-- Data excerpts start --
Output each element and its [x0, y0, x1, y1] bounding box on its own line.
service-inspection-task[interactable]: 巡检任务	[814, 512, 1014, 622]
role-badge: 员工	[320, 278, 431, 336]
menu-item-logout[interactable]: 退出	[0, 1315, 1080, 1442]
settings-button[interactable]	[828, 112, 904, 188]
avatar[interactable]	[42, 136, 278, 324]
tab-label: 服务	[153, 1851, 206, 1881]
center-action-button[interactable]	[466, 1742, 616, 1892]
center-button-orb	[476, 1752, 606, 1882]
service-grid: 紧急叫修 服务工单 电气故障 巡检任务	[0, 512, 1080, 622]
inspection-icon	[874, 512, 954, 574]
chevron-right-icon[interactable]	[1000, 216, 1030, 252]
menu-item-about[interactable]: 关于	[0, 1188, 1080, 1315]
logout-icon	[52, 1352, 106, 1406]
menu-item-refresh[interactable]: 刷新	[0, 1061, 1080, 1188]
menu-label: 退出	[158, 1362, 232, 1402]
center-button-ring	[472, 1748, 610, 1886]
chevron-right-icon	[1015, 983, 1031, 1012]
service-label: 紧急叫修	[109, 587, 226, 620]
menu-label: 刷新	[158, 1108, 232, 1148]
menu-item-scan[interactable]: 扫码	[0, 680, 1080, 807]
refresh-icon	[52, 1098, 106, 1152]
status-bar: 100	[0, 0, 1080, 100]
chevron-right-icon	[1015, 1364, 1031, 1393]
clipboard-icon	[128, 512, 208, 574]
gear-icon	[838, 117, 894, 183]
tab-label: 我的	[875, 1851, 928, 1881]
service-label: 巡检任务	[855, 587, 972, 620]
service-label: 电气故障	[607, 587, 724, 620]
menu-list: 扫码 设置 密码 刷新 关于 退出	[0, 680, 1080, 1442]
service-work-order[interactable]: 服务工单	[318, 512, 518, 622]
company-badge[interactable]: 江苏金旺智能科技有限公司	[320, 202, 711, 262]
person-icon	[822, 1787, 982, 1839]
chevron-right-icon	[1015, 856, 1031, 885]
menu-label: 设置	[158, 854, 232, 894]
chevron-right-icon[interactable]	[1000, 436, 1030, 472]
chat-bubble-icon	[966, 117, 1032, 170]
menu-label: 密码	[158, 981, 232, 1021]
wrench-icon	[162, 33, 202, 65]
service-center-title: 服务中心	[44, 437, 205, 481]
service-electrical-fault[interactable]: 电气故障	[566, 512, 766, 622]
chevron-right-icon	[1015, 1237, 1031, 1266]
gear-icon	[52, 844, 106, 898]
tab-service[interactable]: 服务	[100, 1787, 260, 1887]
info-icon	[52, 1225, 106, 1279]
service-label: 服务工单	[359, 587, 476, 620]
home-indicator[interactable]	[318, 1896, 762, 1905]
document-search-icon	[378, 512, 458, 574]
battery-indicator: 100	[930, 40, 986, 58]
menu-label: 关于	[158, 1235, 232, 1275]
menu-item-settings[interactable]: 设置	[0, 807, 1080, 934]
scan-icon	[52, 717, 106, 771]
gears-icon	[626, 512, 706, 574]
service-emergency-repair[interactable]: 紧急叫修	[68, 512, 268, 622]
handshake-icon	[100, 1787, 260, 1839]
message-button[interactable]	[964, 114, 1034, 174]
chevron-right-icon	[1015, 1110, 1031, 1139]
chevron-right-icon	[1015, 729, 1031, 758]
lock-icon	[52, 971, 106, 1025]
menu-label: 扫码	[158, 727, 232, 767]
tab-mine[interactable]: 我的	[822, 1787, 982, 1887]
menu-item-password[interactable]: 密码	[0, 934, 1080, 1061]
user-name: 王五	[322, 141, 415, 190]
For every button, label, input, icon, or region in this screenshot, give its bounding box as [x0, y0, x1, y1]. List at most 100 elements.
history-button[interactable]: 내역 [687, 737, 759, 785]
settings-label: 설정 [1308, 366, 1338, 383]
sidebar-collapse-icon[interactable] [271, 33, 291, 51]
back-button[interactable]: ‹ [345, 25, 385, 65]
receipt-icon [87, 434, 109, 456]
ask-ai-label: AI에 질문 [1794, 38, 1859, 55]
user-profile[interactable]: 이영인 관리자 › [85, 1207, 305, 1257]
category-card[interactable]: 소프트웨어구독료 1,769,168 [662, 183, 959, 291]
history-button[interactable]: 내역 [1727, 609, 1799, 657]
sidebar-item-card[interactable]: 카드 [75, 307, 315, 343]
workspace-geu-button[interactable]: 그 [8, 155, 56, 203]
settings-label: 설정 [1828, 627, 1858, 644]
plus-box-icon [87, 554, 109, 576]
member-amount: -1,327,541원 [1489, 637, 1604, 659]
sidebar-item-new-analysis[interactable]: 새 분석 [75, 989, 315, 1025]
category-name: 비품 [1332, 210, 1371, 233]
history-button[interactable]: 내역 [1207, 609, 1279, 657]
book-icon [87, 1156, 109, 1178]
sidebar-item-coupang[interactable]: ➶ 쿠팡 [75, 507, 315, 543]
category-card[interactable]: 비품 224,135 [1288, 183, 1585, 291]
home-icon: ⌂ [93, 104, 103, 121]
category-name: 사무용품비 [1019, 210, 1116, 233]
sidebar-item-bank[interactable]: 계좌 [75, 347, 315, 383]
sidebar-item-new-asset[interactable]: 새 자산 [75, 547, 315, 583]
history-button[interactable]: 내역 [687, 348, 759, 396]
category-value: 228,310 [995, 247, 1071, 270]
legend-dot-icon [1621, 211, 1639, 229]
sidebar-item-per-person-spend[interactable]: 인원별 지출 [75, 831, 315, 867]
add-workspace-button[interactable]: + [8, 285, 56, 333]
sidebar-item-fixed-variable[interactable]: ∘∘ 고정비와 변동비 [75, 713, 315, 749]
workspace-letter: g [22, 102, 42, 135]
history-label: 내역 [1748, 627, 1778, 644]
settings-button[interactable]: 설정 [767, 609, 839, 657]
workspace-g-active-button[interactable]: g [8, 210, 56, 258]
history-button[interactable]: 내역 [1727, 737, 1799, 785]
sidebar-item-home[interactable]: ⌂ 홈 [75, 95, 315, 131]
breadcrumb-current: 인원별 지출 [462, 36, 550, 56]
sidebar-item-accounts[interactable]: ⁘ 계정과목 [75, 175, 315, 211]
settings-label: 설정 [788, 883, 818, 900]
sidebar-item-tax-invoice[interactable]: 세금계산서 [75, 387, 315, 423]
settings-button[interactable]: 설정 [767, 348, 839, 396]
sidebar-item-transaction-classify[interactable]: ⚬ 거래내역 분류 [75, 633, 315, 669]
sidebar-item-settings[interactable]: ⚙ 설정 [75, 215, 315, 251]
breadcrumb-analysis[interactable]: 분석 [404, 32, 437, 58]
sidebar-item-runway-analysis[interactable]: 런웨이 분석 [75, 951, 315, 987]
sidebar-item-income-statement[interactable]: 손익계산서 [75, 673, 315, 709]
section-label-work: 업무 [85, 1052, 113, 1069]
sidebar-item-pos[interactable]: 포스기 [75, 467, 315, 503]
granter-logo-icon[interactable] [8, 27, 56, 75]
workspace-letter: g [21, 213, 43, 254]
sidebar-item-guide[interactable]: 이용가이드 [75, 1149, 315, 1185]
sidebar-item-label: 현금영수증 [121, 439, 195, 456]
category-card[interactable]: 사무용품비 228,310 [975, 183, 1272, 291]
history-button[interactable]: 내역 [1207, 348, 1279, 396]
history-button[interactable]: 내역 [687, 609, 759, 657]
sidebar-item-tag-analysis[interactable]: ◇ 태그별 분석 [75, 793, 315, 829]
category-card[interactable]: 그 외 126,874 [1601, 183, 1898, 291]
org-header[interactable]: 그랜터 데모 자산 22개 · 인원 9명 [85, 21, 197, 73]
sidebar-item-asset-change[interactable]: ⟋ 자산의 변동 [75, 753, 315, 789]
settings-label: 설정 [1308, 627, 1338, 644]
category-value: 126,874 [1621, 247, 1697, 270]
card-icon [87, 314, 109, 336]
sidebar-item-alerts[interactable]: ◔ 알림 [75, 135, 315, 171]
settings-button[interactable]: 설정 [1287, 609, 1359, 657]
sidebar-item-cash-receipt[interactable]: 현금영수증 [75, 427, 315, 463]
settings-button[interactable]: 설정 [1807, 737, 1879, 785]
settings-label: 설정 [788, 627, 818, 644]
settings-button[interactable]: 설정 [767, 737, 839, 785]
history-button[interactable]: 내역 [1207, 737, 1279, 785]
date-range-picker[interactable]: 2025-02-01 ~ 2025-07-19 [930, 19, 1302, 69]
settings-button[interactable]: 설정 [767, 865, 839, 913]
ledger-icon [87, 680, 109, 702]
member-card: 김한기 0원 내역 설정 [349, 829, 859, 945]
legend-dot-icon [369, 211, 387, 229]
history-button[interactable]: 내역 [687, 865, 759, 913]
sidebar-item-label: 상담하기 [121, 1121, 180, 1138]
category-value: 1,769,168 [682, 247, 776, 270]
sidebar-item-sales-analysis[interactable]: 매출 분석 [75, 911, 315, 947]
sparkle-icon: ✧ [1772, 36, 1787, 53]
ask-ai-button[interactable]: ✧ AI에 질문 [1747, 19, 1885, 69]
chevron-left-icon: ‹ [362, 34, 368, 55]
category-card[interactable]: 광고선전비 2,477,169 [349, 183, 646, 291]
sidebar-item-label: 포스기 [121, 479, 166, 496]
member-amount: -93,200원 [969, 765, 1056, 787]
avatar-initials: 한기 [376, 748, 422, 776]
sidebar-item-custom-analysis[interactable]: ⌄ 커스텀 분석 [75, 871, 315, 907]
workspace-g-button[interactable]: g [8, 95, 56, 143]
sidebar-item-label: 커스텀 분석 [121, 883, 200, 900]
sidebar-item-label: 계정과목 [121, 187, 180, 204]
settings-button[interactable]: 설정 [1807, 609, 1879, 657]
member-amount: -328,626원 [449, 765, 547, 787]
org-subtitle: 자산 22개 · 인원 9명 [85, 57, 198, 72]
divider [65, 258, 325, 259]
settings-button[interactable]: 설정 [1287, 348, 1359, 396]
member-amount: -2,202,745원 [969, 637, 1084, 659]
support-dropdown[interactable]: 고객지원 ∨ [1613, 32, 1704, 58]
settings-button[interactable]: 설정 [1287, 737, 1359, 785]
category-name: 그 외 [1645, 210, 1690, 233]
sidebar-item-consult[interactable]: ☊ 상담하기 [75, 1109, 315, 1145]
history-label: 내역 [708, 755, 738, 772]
-- Data excerpts end --
Brief: Reproduce the records word for word, starting at the first line and ending at the line that contains "587, 724, 620]".

Solution to the problem:
Output each element and its [x0, y0, x1, y1] bounding box on its own line.
service-inspection-task[interactable]: 巡检任务	[814, 512, 1014, 622]
role-badge: 员工	[320, 278, 431, 336]
menu-item-logout[interactable]: 退出	[0, 1315, 1080, 1442]
settings-button[interactable]	[828, 112, 904, 188]
avatar[interactable]	[42, 136, 278, 324]
tab-label: 服务	[153, 1851, 206, 1881]
center-action-button[interactable]	[466, 1742, 616, 1892]
center-button-orb	[476, 1752, 606, 1882]
service-grid: 紧急叫修 服务工单 电气故障 巡检任务	[0, 512, 1080, 622]
inspection-icon	[874, 512, 954, 574]
chevron-right-icon[interactable]	[1000, 216, 1030, 252]
menu-item-about[interactable]: 关于	[0, 1188, 1080, 1315]
logout-icon	[52, 1352, 106, 1406]
menu-item-refresh[interactable]: 刷新	[0, 1061, 1080, 1188]
menu-label: 退出	[158, 1362, 232, 1402]
center-button-ring	[472, 1748, 610, 1886]
chevron-right-icon	[1015, 983, 1031, 1012]
service-label: 紧急叫修	[109, 587, 226, 620]
menu-label: 刷新	[158, 1108, 232, 1148]
menu-item-scan[interactable]: 扫码	[0, 680, 1080, 807]
refresh-icon	[52, 1098, 106, 1152]
status-bar: 100	[0, 0, 1080, 100]
chevron-right-icon	[1015, 1364, 1031, 1393]
clipboard-icon	[128, 512, 208, 574]
gear-icon	[838, 117, 894, 183]
tab-label: 我的	[875, 1851, 928, 1881]
service-label: 巡检任务	[855, 587, 972, 620]
service-label: 电气故障	[607, 587, 724, 620]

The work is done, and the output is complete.